Copy out every record below exactly as written, but leave out any pictures.
--- BEGIN ---
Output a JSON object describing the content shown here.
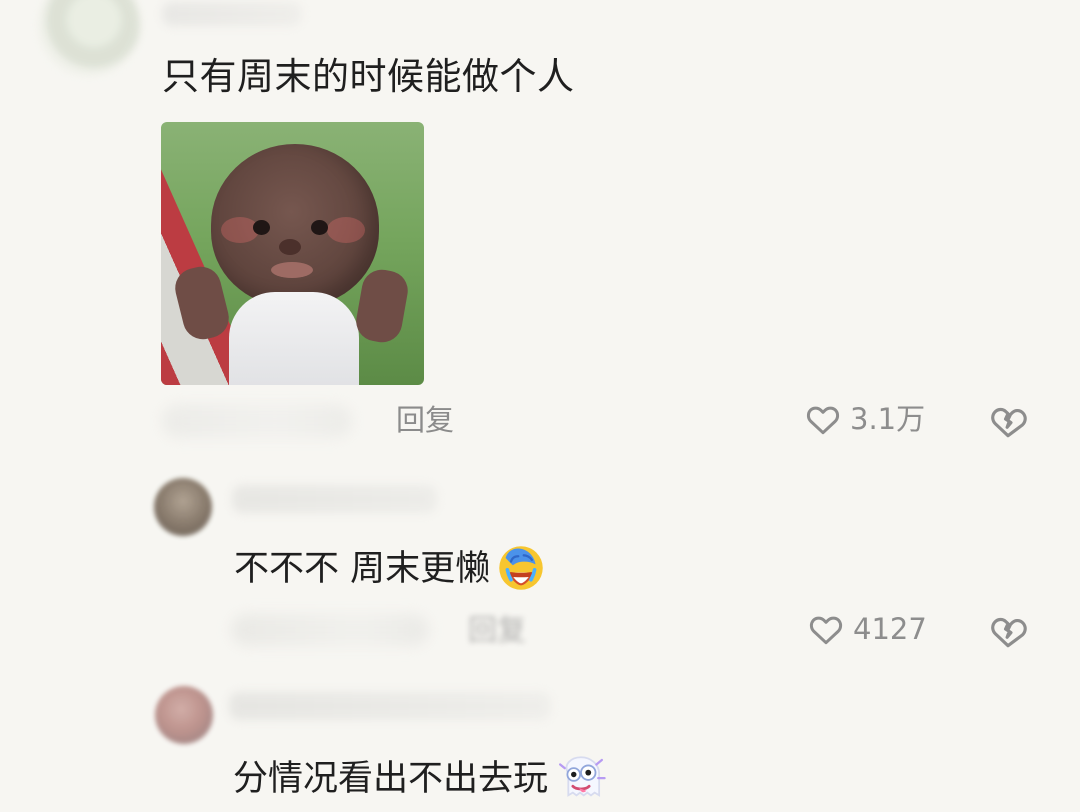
{
  "comments": [
    {
      "text": "只有周末的时候能做个人",
      "reply_label": "回复",
      "likes": "3.1万",
      "sticker_icon": "toddler-peace-sign-sticker"
    },
    {
      "text": "不不不 周末更懒",
      "reply_label": "回复",
      "likes": "4127",
      "emoji_icon": "facepalm-laughing-emoji"
    },
    {
      "text": "分情况看出不出去玩",
      "emoji_icon": "ghost-emoji"
    }
  ],
  "colors": {
    "background": "#f7f6f2",
    "text": "#1f1f1f",
    "muted": "#8b8b8b"
  },
  "icons": {
    "like": "heart-outline-icon",
    "dislike": "broken-heart-icon"
  }
}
--- END ---
Full output -
Output a JSON object describing the content shown here.
{
  "comments": [
    {
      "text": "只有周末的时候能做个人",
      "reply_label": "回复",
      "likes": "3.1万",
      "sticker_icon": "toddler-peace-sign-sticker"
    },
    {
      "text": "不不不 周末更懒",
      "reply_label": "回复",
      "likes": "4127",
      "emoji_icon": "facepalm-laughing-emoji"
    },
    {
      "text": "分情况看出不出去玩",
      "emoji_icon": "ghost-emoji"
    }
  ],
  "colors": {
    "background": "#f7f6f2",
    "text": "#1f1f1f",
    "muted": "#8b8b8b"
  },
  "icons": {
    "like": "heart-outline-icon",
    "dislike": "broken-heart-icon"
  }
}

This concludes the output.